## [EXERCISE AIM]
Show all lines from the data that include the word "color".

[Figure record listings]
──────

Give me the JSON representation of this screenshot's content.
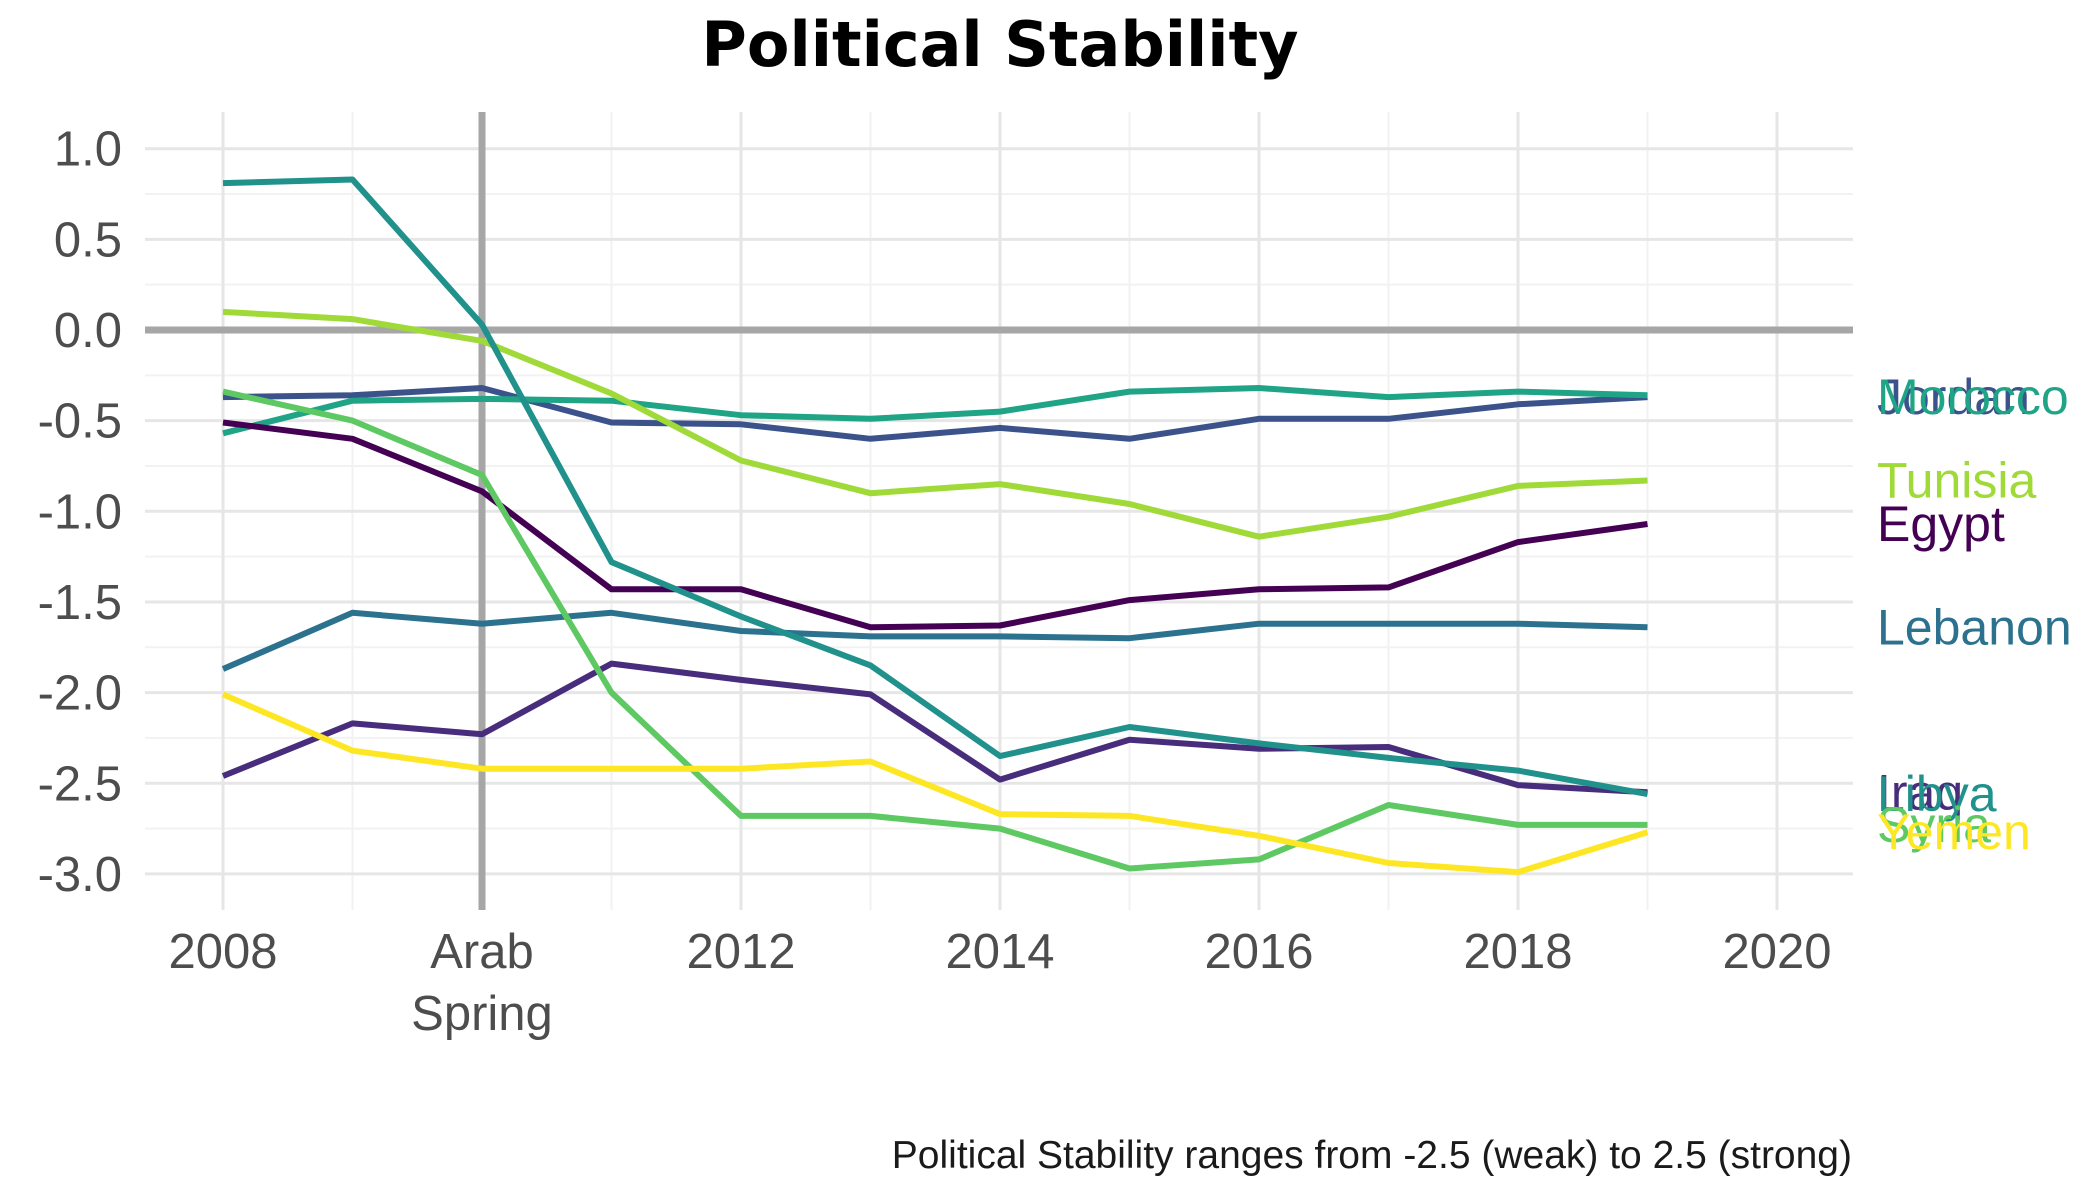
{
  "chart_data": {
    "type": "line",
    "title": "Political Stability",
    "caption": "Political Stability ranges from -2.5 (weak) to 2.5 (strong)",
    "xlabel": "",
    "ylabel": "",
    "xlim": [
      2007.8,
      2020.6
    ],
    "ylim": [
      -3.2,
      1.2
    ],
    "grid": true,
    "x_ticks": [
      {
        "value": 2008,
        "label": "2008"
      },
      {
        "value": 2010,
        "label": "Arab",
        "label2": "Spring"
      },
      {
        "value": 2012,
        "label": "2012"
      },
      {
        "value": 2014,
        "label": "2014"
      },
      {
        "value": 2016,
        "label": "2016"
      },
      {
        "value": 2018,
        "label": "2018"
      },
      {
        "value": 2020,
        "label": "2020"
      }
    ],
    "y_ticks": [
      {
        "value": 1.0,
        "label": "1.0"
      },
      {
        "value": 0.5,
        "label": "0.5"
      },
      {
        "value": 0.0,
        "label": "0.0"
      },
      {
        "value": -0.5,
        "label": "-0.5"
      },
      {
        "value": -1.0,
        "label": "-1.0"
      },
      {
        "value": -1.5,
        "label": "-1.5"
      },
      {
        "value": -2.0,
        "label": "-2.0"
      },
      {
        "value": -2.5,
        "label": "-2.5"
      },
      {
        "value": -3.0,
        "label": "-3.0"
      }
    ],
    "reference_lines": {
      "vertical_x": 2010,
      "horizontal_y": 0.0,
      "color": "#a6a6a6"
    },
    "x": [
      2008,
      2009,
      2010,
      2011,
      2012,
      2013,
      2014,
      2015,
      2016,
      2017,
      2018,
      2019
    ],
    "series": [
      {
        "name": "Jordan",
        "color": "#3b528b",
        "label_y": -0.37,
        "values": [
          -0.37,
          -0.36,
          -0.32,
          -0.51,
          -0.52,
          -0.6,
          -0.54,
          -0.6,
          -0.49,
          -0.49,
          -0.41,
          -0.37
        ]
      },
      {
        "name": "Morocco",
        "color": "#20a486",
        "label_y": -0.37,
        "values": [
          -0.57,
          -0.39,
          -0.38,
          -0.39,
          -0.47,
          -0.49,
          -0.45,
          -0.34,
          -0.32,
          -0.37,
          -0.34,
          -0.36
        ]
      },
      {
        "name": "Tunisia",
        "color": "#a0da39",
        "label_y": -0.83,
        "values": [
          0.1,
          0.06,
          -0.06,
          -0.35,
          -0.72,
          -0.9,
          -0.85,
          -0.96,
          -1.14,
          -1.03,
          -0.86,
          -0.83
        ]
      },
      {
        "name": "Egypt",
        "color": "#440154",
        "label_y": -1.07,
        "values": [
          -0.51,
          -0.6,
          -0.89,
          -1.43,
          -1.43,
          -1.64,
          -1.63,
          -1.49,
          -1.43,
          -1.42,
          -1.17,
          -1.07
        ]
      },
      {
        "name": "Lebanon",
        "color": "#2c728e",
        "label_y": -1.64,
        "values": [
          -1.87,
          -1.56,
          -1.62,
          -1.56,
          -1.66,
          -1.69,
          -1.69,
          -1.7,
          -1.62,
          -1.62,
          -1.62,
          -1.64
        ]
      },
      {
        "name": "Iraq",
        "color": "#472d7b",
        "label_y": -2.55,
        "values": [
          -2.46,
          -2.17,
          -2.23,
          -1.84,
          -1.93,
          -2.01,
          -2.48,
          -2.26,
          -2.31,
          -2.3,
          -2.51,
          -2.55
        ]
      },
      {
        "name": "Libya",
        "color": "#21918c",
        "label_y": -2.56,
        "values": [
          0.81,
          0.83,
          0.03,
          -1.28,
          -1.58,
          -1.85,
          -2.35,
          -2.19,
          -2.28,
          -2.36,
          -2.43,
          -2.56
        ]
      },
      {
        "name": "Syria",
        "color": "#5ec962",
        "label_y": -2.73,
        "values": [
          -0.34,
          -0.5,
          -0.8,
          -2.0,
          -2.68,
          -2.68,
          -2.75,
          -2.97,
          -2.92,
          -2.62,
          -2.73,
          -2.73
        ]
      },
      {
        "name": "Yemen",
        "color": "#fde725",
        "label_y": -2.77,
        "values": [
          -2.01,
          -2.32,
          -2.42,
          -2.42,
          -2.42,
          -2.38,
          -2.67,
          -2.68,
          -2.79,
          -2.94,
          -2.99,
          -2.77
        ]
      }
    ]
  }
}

──────

## [FINAL RESULT]
      "color": "#a6a6a6"
        "color": "#3b528b",
        "color": "#20a486",
        "color": "#a0da39",
        "color": "#440154",
        "color": "#2c728e",
        "color": "#472d7b",
        "color": "#21918c",
        "color": "#5ec962",
        "color": "#fde725",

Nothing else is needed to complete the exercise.